*** RECORDS FOR THE TASK

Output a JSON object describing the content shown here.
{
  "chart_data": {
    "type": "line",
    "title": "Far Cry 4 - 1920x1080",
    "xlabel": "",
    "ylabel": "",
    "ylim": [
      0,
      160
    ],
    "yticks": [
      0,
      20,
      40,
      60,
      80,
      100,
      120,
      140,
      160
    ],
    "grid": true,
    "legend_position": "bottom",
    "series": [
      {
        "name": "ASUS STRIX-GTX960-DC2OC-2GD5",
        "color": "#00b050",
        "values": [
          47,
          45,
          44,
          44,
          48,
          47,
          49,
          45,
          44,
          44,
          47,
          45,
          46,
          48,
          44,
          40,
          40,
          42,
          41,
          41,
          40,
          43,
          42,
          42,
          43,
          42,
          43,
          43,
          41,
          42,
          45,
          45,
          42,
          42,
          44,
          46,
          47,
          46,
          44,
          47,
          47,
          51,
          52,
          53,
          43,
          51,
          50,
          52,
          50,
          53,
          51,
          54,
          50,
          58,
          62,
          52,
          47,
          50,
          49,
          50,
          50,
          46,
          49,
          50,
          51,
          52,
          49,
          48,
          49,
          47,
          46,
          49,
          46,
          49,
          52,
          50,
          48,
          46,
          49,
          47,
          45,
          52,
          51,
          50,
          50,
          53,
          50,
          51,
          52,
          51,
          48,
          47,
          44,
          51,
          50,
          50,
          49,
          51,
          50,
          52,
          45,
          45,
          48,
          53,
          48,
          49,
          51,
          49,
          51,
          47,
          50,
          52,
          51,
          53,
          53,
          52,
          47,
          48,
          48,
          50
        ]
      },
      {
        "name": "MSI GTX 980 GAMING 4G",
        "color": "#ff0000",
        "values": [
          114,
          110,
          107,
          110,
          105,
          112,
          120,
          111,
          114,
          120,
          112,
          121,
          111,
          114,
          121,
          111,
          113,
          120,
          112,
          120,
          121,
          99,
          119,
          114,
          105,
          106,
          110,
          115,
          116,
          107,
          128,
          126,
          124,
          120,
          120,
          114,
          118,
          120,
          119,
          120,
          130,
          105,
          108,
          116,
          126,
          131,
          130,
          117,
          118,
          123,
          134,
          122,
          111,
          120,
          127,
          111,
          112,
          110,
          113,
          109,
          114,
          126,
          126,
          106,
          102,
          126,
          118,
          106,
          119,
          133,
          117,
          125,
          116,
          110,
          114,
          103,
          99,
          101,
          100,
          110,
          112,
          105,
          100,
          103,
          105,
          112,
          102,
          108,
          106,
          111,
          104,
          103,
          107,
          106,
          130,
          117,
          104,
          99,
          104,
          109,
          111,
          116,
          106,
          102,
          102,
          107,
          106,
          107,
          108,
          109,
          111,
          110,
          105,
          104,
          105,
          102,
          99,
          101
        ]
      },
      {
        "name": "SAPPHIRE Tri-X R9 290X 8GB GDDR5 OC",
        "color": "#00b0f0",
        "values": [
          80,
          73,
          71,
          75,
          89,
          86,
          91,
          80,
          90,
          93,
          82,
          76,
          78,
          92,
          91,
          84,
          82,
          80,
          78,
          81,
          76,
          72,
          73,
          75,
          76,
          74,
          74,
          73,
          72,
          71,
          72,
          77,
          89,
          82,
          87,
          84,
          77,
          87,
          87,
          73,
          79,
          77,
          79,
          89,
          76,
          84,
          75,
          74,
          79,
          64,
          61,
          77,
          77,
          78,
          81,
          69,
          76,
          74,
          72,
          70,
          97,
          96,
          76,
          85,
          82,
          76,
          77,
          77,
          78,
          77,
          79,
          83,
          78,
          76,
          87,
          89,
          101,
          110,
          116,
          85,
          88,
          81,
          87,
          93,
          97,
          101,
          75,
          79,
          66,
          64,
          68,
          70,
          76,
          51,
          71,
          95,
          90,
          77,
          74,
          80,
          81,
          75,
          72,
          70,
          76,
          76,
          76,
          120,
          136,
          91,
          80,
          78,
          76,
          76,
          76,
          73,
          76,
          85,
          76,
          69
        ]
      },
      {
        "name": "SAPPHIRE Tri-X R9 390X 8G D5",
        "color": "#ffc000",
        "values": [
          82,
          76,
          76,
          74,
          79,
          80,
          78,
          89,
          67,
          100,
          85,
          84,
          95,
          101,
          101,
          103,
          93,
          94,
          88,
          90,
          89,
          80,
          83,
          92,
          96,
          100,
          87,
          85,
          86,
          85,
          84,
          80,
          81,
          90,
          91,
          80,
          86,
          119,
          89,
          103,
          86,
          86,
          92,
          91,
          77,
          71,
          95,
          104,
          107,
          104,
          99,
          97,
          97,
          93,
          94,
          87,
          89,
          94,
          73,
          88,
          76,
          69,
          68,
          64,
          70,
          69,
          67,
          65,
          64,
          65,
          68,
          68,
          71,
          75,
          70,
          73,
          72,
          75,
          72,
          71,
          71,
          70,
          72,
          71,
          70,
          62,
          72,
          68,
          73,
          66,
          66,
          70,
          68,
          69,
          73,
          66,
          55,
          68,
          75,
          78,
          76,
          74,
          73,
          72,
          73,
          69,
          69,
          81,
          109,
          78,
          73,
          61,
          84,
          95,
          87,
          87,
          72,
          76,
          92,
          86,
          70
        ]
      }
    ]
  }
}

******
*** RECORDS FOR THE TASK

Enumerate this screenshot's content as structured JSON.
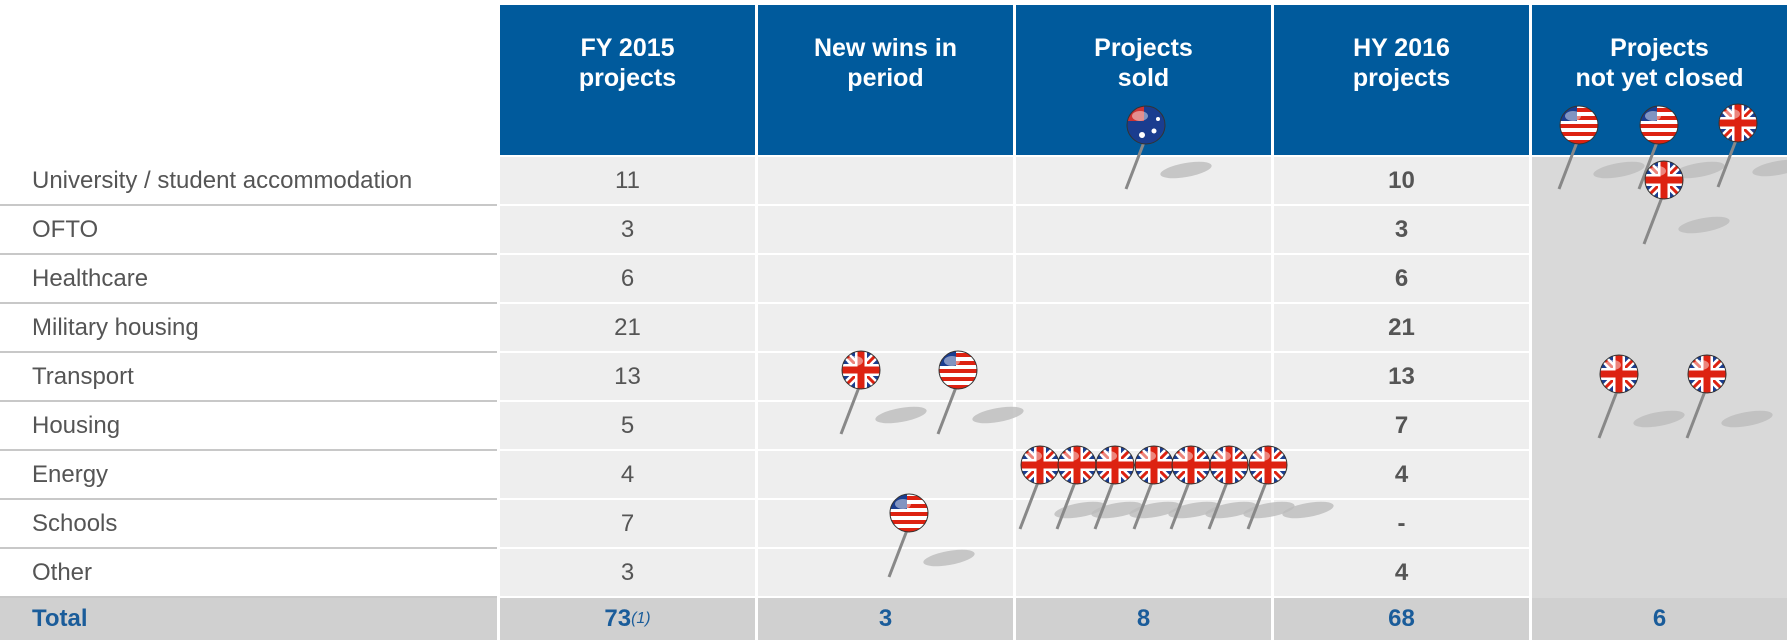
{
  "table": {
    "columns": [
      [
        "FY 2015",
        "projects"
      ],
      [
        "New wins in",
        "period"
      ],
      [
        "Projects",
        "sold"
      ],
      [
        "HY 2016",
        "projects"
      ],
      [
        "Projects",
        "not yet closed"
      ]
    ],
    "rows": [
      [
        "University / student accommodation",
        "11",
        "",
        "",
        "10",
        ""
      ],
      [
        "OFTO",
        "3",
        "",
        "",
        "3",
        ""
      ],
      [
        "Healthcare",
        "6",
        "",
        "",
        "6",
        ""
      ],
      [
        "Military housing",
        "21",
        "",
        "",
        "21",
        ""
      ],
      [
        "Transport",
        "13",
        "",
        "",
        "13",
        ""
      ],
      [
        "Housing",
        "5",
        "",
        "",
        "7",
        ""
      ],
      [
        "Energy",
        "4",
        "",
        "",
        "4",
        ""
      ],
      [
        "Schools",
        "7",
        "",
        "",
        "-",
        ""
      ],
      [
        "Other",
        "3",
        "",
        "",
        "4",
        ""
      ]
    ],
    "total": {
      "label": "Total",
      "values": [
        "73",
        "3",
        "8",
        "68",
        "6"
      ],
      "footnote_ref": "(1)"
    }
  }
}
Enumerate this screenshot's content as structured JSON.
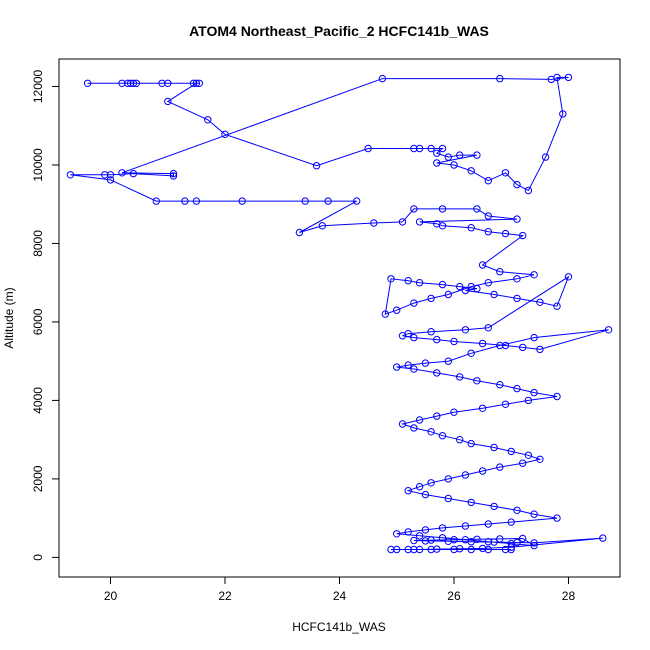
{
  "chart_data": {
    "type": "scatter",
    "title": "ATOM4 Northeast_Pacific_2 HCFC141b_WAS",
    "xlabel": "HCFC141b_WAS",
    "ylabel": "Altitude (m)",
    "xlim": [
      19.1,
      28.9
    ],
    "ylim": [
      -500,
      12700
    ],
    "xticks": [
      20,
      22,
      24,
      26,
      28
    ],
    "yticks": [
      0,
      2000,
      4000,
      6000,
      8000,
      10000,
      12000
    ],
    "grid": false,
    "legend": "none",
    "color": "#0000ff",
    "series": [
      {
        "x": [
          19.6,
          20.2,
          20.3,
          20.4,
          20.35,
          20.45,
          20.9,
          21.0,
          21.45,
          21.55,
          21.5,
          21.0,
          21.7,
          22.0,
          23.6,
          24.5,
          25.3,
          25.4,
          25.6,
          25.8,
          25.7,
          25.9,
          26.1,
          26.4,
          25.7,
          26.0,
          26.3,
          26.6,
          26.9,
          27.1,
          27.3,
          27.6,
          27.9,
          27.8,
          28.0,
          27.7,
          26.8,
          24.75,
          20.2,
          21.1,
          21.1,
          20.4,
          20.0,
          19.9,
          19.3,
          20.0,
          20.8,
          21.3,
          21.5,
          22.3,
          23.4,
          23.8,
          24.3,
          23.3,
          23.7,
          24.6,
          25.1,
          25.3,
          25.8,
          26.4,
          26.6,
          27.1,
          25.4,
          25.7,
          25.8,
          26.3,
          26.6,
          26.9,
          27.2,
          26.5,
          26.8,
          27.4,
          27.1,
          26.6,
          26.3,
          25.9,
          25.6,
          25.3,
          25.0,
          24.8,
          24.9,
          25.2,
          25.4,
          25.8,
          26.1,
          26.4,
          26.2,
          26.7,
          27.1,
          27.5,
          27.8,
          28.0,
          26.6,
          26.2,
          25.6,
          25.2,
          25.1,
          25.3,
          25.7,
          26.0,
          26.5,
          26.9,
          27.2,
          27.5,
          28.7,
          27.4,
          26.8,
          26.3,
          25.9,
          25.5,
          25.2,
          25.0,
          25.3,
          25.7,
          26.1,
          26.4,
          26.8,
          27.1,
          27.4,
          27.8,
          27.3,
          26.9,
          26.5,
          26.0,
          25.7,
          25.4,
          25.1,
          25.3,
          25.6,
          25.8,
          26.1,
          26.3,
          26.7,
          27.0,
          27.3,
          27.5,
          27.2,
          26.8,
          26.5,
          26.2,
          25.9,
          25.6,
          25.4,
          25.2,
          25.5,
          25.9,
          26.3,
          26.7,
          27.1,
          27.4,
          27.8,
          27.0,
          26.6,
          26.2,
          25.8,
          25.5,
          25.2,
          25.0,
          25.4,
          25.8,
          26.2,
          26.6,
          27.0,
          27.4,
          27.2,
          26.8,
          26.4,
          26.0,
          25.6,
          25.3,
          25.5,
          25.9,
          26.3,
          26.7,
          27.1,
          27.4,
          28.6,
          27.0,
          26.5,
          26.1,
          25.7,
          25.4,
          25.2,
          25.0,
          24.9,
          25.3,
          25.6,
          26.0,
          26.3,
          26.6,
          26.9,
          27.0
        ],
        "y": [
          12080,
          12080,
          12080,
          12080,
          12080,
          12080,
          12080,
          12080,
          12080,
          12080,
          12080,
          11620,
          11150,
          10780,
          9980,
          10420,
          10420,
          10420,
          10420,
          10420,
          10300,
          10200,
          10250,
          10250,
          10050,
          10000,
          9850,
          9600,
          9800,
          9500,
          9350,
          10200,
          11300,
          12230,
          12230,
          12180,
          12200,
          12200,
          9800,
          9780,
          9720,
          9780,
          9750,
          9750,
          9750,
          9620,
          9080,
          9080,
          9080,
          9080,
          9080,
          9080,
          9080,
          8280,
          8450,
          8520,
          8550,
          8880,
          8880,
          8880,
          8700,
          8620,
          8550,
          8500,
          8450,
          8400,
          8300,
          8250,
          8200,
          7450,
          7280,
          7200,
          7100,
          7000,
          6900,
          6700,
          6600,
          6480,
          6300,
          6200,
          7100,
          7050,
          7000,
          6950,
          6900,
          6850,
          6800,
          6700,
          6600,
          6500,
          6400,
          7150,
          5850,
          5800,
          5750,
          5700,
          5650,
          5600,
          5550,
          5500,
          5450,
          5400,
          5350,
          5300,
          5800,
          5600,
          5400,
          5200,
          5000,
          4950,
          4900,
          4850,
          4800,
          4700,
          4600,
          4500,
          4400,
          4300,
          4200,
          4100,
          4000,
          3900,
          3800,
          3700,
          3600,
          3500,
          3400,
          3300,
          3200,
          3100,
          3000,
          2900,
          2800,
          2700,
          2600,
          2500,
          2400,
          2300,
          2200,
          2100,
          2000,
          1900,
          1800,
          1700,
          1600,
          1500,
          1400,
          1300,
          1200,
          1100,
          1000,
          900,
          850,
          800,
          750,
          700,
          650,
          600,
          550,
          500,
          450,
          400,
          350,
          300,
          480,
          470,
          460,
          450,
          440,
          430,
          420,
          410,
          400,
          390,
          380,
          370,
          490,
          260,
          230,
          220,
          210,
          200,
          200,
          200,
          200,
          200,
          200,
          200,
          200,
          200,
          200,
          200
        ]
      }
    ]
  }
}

******

▸ **OBJECTIVE**:
Which lines hold the word "name"? Copy all of them.

▸ **EXERCISE SOLUTION**:
        "name": "ASUS STRIX-GTX960-DC2OC-2GD5",
        "name": "MSI GTX 980 GAMING 4G",
        "name": "SAPPHIRE Tri-X R9 290X 8GB GDDR5 OC",
        "name": "SAPPHIRE Tri-X R9 390X 8G D5",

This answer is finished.